→ GIVEN PROBLEM:
Search the material for the word "list" and report each line where it turns up.

[Stored data]
_ _ _ _ _

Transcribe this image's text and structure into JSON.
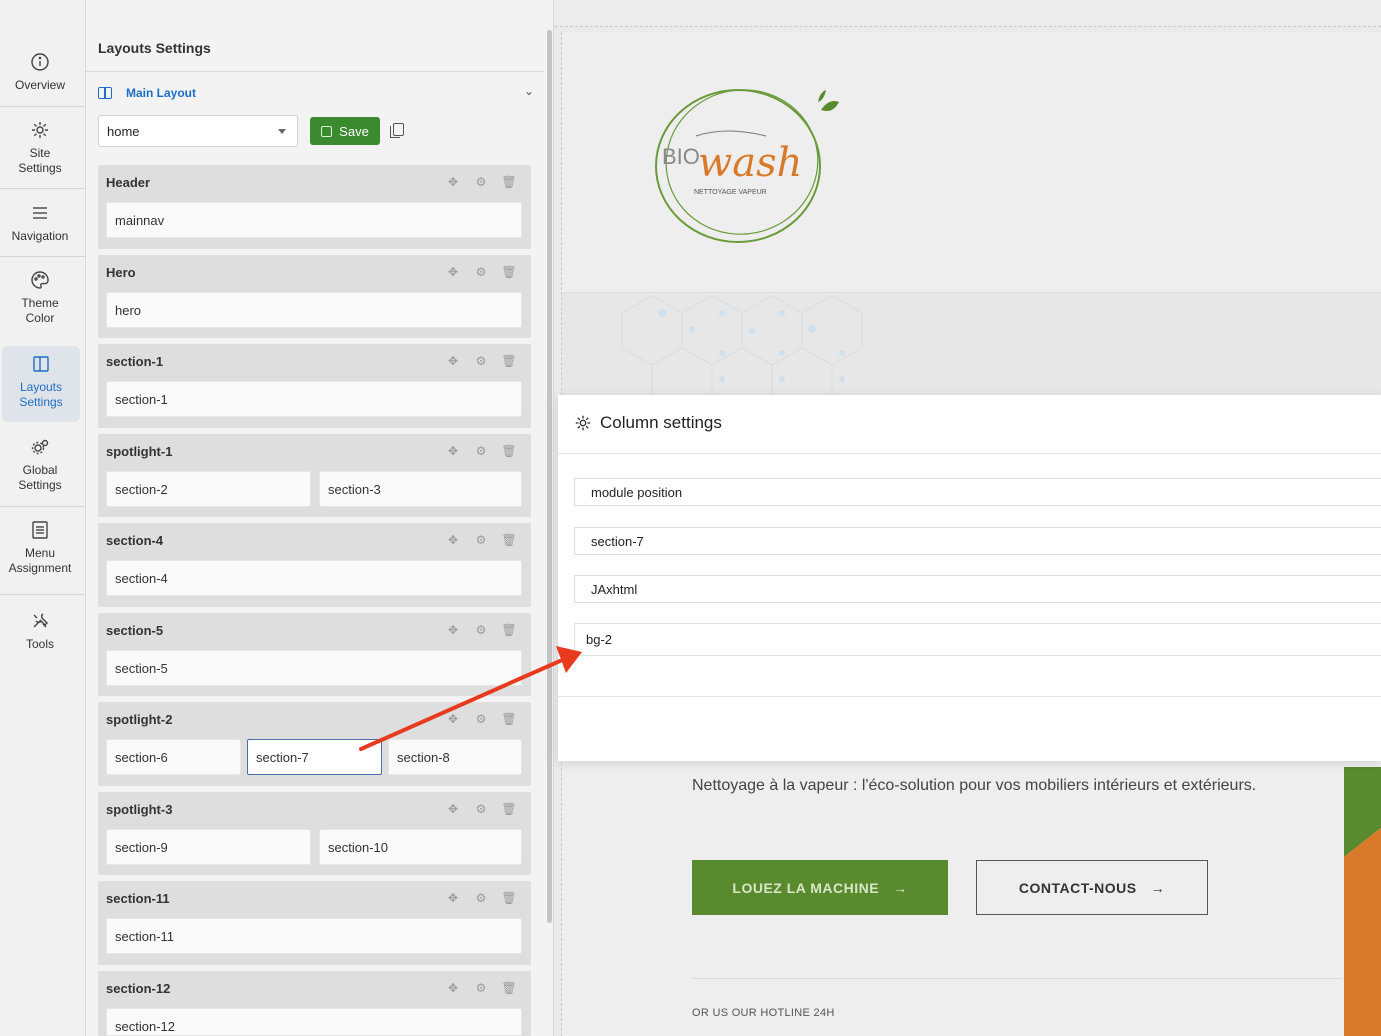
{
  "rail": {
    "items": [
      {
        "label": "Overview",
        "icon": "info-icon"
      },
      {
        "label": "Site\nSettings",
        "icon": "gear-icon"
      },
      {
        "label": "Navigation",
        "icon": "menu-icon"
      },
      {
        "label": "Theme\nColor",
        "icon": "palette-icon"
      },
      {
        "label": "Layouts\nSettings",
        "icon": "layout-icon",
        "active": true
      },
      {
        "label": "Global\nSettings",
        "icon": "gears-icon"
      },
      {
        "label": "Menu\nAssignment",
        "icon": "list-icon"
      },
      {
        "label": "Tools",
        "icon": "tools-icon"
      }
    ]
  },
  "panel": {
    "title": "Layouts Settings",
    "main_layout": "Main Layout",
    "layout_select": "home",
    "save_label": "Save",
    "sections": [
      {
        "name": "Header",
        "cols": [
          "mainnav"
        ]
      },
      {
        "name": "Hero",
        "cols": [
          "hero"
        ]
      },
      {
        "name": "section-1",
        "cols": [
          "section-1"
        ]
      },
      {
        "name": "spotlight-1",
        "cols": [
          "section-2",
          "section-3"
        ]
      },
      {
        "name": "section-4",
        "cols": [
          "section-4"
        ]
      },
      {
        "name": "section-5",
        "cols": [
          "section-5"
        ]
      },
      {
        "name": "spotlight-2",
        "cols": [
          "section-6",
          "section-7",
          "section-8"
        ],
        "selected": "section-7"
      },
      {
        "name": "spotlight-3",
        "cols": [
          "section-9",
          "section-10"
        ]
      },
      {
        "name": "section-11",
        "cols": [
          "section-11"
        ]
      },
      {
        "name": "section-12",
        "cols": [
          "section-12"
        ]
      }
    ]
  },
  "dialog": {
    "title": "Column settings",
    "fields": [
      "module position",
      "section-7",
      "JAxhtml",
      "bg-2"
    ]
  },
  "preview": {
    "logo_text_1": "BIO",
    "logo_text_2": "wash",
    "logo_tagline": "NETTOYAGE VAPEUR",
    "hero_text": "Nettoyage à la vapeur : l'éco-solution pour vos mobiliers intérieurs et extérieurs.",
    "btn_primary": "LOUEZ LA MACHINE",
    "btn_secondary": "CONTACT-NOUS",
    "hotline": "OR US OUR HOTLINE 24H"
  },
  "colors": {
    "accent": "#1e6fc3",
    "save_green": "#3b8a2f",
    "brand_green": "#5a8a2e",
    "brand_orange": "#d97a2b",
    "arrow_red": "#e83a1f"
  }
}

_ _ _ _ _

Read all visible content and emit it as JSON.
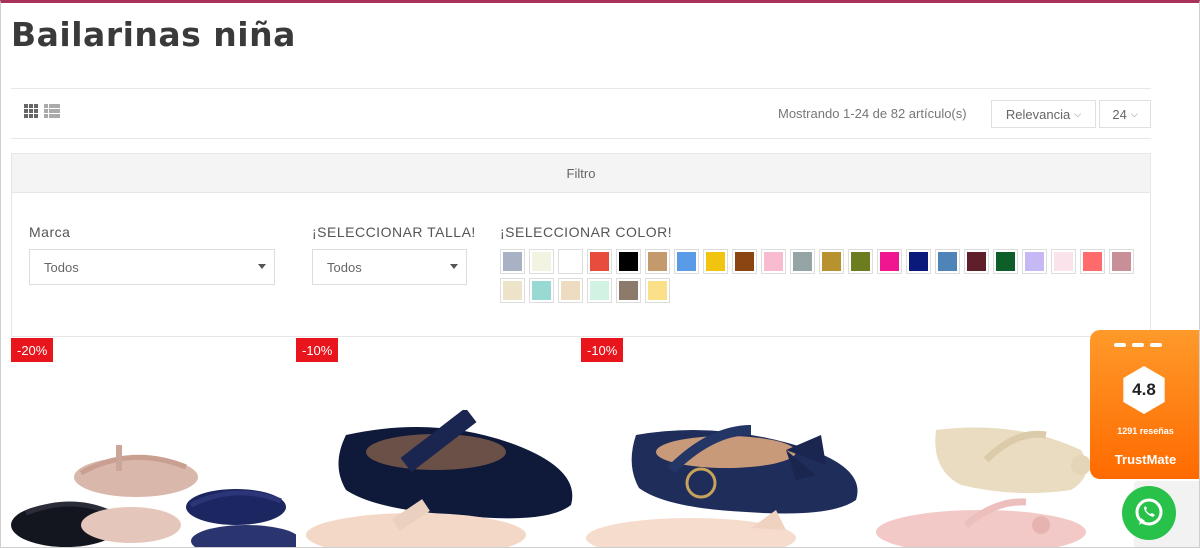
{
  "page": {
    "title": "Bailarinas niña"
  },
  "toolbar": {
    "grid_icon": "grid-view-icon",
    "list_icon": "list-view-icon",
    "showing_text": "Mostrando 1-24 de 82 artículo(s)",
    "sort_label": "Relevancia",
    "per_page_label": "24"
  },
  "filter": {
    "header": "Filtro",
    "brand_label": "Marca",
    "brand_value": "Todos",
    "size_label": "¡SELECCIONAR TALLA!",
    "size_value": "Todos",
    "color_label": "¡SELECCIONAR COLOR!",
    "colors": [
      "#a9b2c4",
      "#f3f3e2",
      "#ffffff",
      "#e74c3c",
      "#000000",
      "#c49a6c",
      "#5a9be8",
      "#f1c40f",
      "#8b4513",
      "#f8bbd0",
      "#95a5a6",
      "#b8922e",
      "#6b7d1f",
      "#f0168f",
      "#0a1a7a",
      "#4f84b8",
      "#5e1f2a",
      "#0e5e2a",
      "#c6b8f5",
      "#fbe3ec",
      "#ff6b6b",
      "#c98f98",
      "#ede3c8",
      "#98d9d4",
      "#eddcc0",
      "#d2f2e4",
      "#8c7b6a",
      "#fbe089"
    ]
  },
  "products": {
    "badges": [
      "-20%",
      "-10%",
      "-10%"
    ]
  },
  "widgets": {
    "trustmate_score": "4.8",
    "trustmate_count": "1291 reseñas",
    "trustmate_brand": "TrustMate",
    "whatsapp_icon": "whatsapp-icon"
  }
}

_ _ _ _ _

→ RESPONSE TO THIS EXERCISE:
        "icon": "list-icon"
    "list_icon": "list-view-icon",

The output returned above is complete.